That is why the Conservative manifesto, which I authored jointly with the brilliant Ben Gummer, rejected ‘untrammelled free markets’ and ‘selfish individualism’, and declared that ‘our responsibility to one another is greater than the rights we hold as individuals’. I was surprised to read some commentators describe these statements as ‘left-wing’ when the manifesto was consciously Burkean in its style and substance. Burke’s great revelation was that if we value something, we must be prepared to reform it in order to keep it. I fear the election will cause many to conclude that we should return to the modern consensus politics of pure social and economic liberalism, which I believe is one of the causes of the division we see in Britain today.
The manifesto was later written off as ‘the worst in history’. One of the criticisms is that, instead of offering voters giveaways and bribes, we spelt out where cuts would fall. While I accept that the manifesto might have been too ambitious, I worry that the implication of this argument is that politicians should not be straight with the electorate.

※

▶ EXERCISE BRIEF
From the manifesto passage above, list every phrase that appears inside single quotation marks.

※

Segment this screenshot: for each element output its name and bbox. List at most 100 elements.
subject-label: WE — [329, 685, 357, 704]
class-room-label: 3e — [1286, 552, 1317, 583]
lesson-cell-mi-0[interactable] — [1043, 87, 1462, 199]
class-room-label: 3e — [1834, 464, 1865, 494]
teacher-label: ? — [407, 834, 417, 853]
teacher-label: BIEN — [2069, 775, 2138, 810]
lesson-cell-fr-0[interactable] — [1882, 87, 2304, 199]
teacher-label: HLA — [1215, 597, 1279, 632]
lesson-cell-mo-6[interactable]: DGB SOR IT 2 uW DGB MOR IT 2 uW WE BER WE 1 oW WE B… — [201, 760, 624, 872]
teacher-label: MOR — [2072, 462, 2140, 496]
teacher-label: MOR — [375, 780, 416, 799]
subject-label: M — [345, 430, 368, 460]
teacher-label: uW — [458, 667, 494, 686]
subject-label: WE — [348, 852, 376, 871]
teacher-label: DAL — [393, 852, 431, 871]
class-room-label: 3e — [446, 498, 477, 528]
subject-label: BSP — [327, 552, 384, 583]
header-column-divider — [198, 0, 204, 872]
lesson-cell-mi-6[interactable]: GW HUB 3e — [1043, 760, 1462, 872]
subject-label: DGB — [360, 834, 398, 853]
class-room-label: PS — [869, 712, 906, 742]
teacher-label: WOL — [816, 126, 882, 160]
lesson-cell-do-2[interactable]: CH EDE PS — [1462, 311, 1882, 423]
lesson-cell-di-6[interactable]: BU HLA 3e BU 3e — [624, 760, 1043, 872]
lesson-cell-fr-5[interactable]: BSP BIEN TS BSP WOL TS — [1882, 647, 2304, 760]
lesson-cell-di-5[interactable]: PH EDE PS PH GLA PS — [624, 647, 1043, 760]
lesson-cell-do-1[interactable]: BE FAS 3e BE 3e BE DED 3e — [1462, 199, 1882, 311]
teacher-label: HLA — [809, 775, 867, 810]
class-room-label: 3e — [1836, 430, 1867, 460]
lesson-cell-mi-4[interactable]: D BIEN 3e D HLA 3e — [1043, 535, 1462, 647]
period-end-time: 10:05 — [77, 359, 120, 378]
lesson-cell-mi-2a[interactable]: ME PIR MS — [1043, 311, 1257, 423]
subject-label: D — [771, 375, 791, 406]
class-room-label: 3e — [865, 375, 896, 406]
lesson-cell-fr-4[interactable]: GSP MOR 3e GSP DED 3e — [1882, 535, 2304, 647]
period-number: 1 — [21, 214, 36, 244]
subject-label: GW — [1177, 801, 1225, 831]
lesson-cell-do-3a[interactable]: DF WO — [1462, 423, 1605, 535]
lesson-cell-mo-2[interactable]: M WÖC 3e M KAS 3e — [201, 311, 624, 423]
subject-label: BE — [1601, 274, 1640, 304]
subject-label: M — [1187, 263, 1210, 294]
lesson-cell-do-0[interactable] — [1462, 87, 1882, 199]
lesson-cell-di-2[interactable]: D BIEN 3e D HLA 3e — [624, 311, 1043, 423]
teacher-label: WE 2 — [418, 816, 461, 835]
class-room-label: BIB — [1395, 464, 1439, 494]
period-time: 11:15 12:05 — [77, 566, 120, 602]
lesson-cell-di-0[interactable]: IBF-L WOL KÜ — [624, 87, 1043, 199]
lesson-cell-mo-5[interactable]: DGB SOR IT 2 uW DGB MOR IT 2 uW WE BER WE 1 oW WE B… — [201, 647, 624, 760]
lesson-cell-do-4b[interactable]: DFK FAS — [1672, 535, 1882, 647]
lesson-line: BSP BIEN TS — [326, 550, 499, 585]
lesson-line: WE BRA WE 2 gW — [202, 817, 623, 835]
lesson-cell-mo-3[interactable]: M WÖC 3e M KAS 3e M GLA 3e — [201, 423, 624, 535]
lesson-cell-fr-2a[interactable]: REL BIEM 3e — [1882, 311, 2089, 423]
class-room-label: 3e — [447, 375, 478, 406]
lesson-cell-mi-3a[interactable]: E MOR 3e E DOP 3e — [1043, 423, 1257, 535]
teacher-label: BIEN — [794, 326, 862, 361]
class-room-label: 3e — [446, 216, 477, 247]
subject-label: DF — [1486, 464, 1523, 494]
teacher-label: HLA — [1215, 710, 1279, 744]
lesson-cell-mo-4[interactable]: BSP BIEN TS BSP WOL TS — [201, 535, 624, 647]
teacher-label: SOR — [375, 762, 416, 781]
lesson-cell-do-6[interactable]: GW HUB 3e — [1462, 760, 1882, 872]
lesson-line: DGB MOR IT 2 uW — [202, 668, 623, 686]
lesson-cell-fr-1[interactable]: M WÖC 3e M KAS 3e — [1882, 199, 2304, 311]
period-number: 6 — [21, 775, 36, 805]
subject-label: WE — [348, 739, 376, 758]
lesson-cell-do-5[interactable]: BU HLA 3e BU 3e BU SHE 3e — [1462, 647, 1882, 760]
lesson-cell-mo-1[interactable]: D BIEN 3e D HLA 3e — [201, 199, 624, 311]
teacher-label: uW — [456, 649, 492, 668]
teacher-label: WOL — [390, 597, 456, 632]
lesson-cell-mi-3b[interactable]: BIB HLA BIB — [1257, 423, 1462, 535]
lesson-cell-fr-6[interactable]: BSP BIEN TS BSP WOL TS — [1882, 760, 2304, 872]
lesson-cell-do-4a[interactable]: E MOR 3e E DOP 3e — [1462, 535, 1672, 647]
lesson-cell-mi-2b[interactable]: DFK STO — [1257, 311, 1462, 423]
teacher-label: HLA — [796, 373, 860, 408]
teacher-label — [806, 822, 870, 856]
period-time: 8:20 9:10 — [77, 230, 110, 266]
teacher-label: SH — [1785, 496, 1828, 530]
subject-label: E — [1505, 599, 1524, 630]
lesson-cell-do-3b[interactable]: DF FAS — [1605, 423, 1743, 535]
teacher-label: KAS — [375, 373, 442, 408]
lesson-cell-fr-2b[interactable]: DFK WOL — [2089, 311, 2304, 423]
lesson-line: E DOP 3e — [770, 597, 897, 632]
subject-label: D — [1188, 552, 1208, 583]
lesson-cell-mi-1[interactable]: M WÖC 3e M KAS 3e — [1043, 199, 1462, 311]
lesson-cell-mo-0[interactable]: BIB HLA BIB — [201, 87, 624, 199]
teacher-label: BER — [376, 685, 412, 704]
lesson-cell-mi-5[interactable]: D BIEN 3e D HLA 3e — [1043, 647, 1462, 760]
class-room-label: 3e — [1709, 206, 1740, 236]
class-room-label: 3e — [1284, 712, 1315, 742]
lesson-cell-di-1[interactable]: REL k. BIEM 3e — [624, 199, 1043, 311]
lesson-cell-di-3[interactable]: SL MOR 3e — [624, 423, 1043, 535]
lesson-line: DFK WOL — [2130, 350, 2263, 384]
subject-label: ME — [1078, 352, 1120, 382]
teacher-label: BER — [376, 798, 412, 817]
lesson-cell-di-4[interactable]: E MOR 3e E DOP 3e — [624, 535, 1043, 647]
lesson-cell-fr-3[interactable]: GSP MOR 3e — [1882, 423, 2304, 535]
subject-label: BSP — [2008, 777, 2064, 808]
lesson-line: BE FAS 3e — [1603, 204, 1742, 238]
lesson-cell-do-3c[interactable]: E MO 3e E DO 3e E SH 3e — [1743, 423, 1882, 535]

※

▶ THE COMPLETED TASK
- untrammelled free markets
- selfish individualism
- our responsibility to one another is greater than the rights we hold as individuals
- left-wing
- the worst in history